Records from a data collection
......

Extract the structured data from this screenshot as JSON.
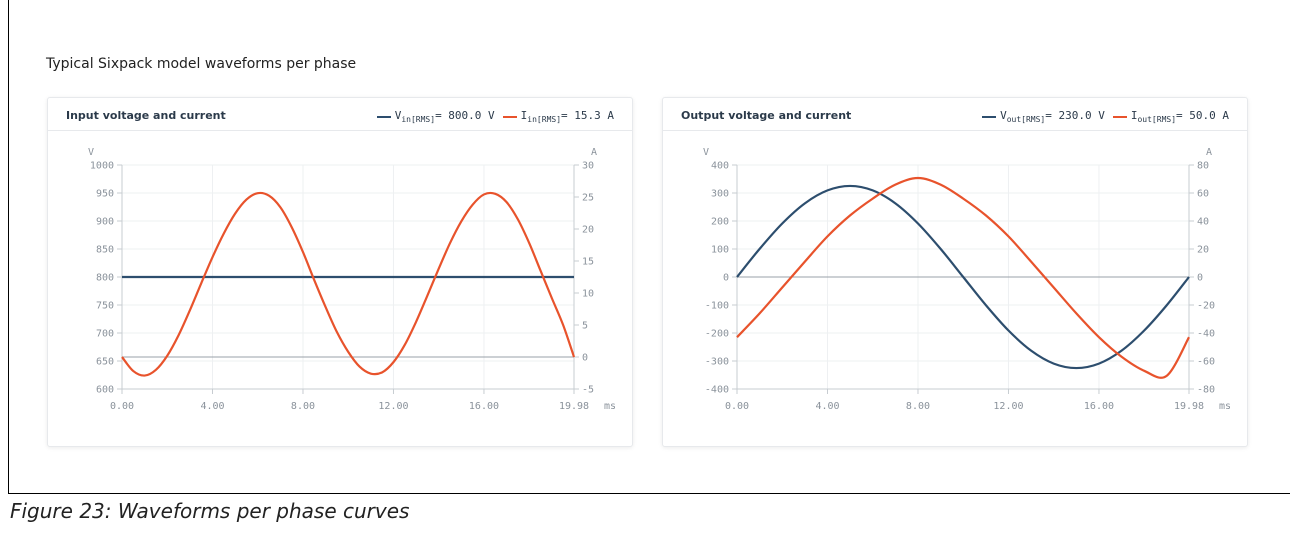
{
  "section_title": "Typical Sixpack model waveforms per phase",
  "caption": "Figure 23: Waveforms per phase curves",
  "colors": {
    "voltage": "#2d4e6e",
    "current": "#e8532c"
  },
  "chart_data": [
    {
      "type": "line",
      "title": "Input voltage and current",
      "legend": [
        {
          "base": "V",
          "sub": "in[RMS]",
          "value": "= 800.0 V",
          "color": "#2d4e6e"
        },
        {
          "base": "I",
          "sub": "in[RMS]",
          "value": "= 15.3 A",
          "color": "#e8532c"
        }
      ],
      "left_unit": "V",
      "right_unit": "A",
      "x_unit": "ms",
      "xlim": [
        0,
        19.98
      ],
      "x_ticks": [
        0,
        4,
        8,
        12,
        16,
        19.98
      ],
      "x_tick_labels": [
        "0.00",
        "4.00",
        "8.00",
        "12.00",
        "16.00",
        "19.98"
      ],
      "ylim_left": [
        600,
        1000
      ],
      "y_ticks_left": [
        600,
        650,
        700,
        750,
        800,
        850,
        900,
        950,
        1000
      ],
      "y_tick_labels_left": [
        "600",
        "650",
        "700",
        "750",
        "800",
        "850",
        "900",
        "950",
        "1000"
      ],
      "ylim_right": [
        -5,
        30
      ],
      "y_ticks_right": [
        -5,
        0,
        5,
        10,
        15,
        20,
        25,
        30
      ],
      "y_tick_labels_right": [
        "-5",
        "0",
        "5",
        "10",
        "15",
        "20",
        "25",
        "30"
      ],
      "zero_line_right": 0,
      "series": [
        {
          "axis": "left",
          "color": "#2d4e6e",
          "x": [
            0,
            19.98
          ],
          "y": [
            800,
            800
          ]
        },
        {
          "axis": "right",
          "color": "#e8532c",
          "x": [
            0,
            0.5,
            1,
            1.5,
            2,
            2.5,
            3,
            3.5,
            4,
            4.5,
            5,
            5.5,
            6,
            6.5,
            7,
            7.5,
            8,
            8.5,
            9,
            9.5,
            10,
            10.5,
            11,
            11.5,
            12,
            12.5,
            13,
            13.5,
            14,
            14.5,
            15,
            15.5,
            16,
            16.5,
            17,
            17.5,
            18,
            18.5,
            19,
            19.5,
            19.98
          ],
          "y": [
            0,
            -2.2,
            -2.9,
            -2,
            0.2,
            3.4,
            7.3,
            11.5,
            15.6,
            19.3,
            22.4,
            24.6,
            25.6,
            25.2,
            23.4,
            20.3,
            16.4,
            12,
            7.8,
            3.9,
            0.8,
            -1.5,
            -2.6,
            -2.4,
            -0.8,
            1.9,
            5.5,
            9.6,
            13.8,
            17.8,
            21.2,
            23.8,
            25.4,
            25.5,
            24.2,
            21.5,
            17.8,
            13.5,
            9.2,
            5,
            0
          ]
        }
      ]
    },
    {
      "type": "line",
      "title": "Output voltage and current",
      "legend": [
        {
          "base": "V",
          "sub": "out[RMS]",
          "value": "= 230.0 V",
          "color": "#2d4e6e"
        },
        {
          "base": "I",
          "sub": "out[RMS]",
          "value": "= 50.0 A",
          "color": "#e8532c"
        }
      ],
      "left_unit": "V",
      "right_unit": "A",
      "x_unit": "ms",
      "xlim": [
        0,
        19.98
      ],
      "x_ticks": [
        0,
        4,
        8,
        12,
        16,
        19.98
      ],
      "x_tick_labels": [
        "0.00",
        "4.00",
        "8.00",
        "12.00",
        "16.00",
        "19.98"
      ],
      "ylim_left": [
        -400,
        400
      ],
      "y_ticks_left": [
        -400,
        -300,
        -200,
        -100,
        0,
        100,
        200,
        300,
        400
      ],
      "y_tick_labels_left": [
        "-400",
        "-300",
        "-200",
        "-100",
        "0",
        "100",
        "200",
        "300",
        "400"
      ],
      "ylim_right": [
        -80,
        80
      ],
      "y_ticks_right": [
        -80,
        -60,
        -40,
        -20,
        0,
        20,
        40,
        60,
        80
      ],
      "y_tick_labels_right": [
        "-80",
        "-60",
        "-40",
        "-20",
        "0",
        "20",
        "40",
        "60",
        "80"
      ],
      "zero_line_right": 0,
      "series": [
        {
          "axis": "left",
          "color": "#2d4e6e",
          "x": [
            0,
            1,
            2,
            3,
            4,
            5,
            6,
            7,
            8,
            9,
            10,
            11,
            12,
            13,
            14,
            15,
            16,
            17,
            18,
            19,
            19.98
          ],
          "y": [
            0,
            100.5,
            191.2,
            263.1,
            309.3,
            325.3,
            309.3,
            263.1,
            191.2,
            100.5,
            0,
            -100.5,
            -191.2,
            -263.1,
            -309.3,
            -325.3,
            -309.3,
            -263.1,
            -191.2,
            -100.5,
            0
          ]
        },
        {
          "axis": "right",
          "color": "#e8532c",
          "x": [
            0,
            1,
            2,
            3,
            4,
            5,
            6,
            7,
            8,
            9,
            10,
            11,
            12,
            13,
            14,
            15,
            16,
            17,
            18,
            19,
            19.98
          ],
          "y": [
            -43,
            -26,
            -7.5,
            11,
            29,
            44,
            56,
            66,
            70.7,
            66,
            56,
            44,
            29,
            11,
            -7.5,
            -26,
            -43,
            -57,
            -67,
            -70.5,
            -43
          ]
        }
      ]
    }
  ]
}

......

• [WHAT THE TASK REQUIRES]:
Copy every line of the listing where the word "voltage" appears.

• [SOLUTION TO THE EXERCISE]:
    "voltage": "#2d4e6e",
      "title": "Input voltage and current",
      "title": "Output voltage and current",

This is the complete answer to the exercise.